*SUPPLIED DATA:*
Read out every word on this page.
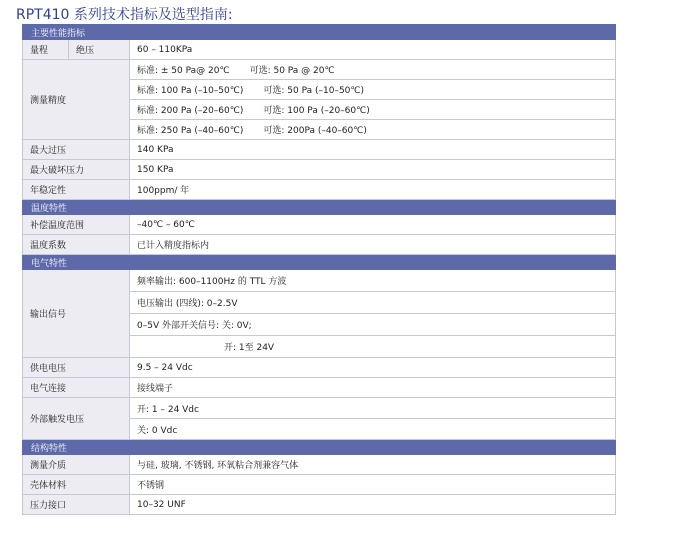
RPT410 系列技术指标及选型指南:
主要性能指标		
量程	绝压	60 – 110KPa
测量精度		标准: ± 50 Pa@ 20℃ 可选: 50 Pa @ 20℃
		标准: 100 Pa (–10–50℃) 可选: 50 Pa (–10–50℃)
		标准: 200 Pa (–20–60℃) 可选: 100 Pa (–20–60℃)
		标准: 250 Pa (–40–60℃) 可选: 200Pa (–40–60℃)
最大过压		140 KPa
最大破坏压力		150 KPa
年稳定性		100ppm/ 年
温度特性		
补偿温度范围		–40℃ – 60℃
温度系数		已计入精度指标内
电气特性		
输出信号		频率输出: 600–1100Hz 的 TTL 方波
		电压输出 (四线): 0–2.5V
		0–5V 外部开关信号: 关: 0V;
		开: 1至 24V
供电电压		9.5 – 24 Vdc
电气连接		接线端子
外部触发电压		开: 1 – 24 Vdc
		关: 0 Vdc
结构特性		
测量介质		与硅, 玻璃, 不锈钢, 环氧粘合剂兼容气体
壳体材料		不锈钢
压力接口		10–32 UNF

*AIM OF THE EXERCISE:* Reproduce the material above in full and without alteration, but skip all pictures.

*EXERCISE RESULT:*
Read out every word on this page.
RPT410 系列技术指标及选型指南:
主要性能指标		
量程	绝压	60 – 110KPa
测量精度		标准: ± 50 Pa@ 20℃ 可选: 50 Pa @ 20℃
		标准: 100 Pa (–10–50℃) 可选: 50 Pa (–10–50℃)
		标准: 200 Pa (–20–60℃) 可选: 100 Pa (–20–60℃)
		标准: 250 Pa (–40–60℃) 可选: 200Pa (–40–60℃)
最大过压		140 KPa
最大破坏压力		150 KPa
年稳定性		100ppm/ 年
温度特性		
补偿温度范围		–40℃ – 60℃
温度系数		已计入精度指标内
电气特性		
输出信号		频率输出: 600–1100Hz 的 TTL 方波
		电压输出 (四线): 0–2.5V
		0–5V 外部开关信号: 关: 0V;
		开: 1至 24V
供电电压		9.5 – 24 Vdc
电气连接		接线端子
外部触发电压		开: 1 – 24 Vdc
		关: 0 Vdc
结构特性		
测量介质		与硅, 玻璃, 不锈钢, 环氧粘合剂兼容气体
壳体材料		不锈钢
压力接口		10–32 UNF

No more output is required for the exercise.